• **AIM OF THE TASK**:
Repeat the material in full. Keep every line exactly as it is.

Collected data:
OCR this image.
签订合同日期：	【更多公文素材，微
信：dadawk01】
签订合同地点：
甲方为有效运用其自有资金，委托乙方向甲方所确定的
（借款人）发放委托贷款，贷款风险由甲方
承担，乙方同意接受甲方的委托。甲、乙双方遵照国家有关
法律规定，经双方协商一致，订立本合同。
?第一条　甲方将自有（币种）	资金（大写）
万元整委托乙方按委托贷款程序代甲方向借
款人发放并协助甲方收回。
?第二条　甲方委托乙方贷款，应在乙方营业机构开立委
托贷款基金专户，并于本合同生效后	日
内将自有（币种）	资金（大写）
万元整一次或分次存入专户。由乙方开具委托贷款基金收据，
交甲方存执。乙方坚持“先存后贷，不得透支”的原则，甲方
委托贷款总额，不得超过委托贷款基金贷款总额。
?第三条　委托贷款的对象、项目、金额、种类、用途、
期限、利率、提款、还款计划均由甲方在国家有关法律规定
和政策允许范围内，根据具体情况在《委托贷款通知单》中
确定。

• **SOLUTION TO THIS PROBLEM**:
OCR this image.
签订合同日期：	【更多公文素材，微
信：dadawk01】
签订合同地点：
甲方为有效运用其自有资金，委托乙方向甲方所确定的
（借款人）发放委托贷款，贷款风险由甲方
承担，乙方同意接受甲方的委托。甲、乙双方遵照国家有关
法律规定，经双方协商一致，订立本合同。
?第一条　甲方将自有（币种）	资金（大写）
万元整委托乙方按委托贷款程序代甲方向借
款人发放并协助甲方收回。
?第二条　甲方委托乙方贷款，应在乙方营业机构开立委
托贷款基金专户，并于本合同生效后	日
内将自有（币种）	资金（大写）
万元整一次或分次存入专户。由乙方开具委托贷款基金收据，
交甲方存执。乙方坚持“先存后贷，不得透支”的原则，甲方
委托贷款总额，不得超过委托贷款基金贷款总额。
?第三条　委托贷款的对象、项目、金额、种类、用途、
期限、利率、提款、还款计划均由甲方在国家有关法律规定
和政策允许范围内，根据具体情况在《委托贷款通知单》中
确定。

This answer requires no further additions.